_Data provided_

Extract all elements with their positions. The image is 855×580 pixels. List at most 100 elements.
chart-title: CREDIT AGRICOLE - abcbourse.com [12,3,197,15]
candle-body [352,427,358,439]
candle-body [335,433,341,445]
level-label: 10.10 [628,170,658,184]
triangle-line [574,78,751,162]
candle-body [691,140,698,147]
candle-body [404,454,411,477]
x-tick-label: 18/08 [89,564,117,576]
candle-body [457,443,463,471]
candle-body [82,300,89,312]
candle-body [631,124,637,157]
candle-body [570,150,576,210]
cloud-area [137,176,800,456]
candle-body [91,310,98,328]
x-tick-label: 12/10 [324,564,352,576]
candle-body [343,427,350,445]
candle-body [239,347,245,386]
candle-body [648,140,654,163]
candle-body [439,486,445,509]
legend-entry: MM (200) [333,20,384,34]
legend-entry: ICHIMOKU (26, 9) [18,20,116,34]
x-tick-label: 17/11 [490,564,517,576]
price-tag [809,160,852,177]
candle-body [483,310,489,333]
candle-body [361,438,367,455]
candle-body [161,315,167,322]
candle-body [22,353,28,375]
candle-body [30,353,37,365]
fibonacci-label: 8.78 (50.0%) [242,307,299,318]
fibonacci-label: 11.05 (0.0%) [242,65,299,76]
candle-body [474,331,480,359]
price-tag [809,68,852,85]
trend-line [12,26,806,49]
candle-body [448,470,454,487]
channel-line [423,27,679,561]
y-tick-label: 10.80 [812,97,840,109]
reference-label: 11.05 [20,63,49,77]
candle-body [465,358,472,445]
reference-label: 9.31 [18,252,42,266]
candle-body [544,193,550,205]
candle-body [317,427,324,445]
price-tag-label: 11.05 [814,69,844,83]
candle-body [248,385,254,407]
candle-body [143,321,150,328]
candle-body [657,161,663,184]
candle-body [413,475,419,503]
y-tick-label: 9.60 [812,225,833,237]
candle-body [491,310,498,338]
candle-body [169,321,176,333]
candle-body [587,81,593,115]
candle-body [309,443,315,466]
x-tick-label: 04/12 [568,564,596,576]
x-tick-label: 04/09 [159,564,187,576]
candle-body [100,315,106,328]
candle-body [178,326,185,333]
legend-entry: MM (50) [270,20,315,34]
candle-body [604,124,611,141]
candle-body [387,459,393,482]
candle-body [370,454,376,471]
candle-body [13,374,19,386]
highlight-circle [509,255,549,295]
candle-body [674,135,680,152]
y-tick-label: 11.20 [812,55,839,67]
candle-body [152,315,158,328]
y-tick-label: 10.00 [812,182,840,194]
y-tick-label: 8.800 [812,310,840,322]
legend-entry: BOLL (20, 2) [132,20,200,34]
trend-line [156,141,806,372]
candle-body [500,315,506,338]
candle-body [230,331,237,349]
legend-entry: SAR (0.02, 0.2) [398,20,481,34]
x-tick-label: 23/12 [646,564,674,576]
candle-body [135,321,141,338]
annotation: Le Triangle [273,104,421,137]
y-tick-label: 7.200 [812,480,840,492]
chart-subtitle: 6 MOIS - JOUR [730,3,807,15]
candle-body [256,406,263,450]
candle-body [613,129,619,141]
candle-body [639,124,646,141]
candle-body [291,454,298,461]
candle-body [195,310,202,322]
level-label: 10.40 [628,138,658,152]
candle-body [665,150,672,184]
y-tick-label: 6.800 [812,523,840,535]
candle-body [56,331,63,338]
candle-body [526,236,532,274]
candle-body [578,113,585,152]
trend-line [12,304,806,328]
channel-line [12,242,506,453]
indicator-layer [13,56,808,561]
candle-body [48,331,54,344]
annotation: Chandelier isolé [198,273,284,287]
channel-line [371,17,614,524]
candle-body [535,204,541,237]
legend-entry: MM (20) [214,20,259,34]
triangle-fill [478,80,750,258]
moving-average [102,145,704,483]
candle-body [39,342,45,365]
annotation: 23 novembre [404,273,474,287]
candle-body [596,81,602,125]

_What this task involves_
Copy the listing above word for word, from its first line through the line with "candle-body [91,310,98,328]", including both of those lines.

_Written response_
Extract all elements with their positions. The image is 855×580 pixels. List at most 100 elements.
chart-title: CREDIT AGRICOLE - abcbourse.com [12,3,197,15]
candle-body [352,427,358,439]
candle-body [335,433,341,445]
level-label: 10.10 [628,170,658,184]
triangle-line [574,78,751,162]
candle-body [691,140,698,147]
candle-body [404,454,411,477]
x-tick-label: 18/08 [89,564,117,576]
candle-body [457,443,463,471]
candle-body [82,300,89,312]
candle-body [631,124,637,157]
candle-body [570,150,576,210]
cloud-area [137,176,800,456]
candle-body [91,310,98,328]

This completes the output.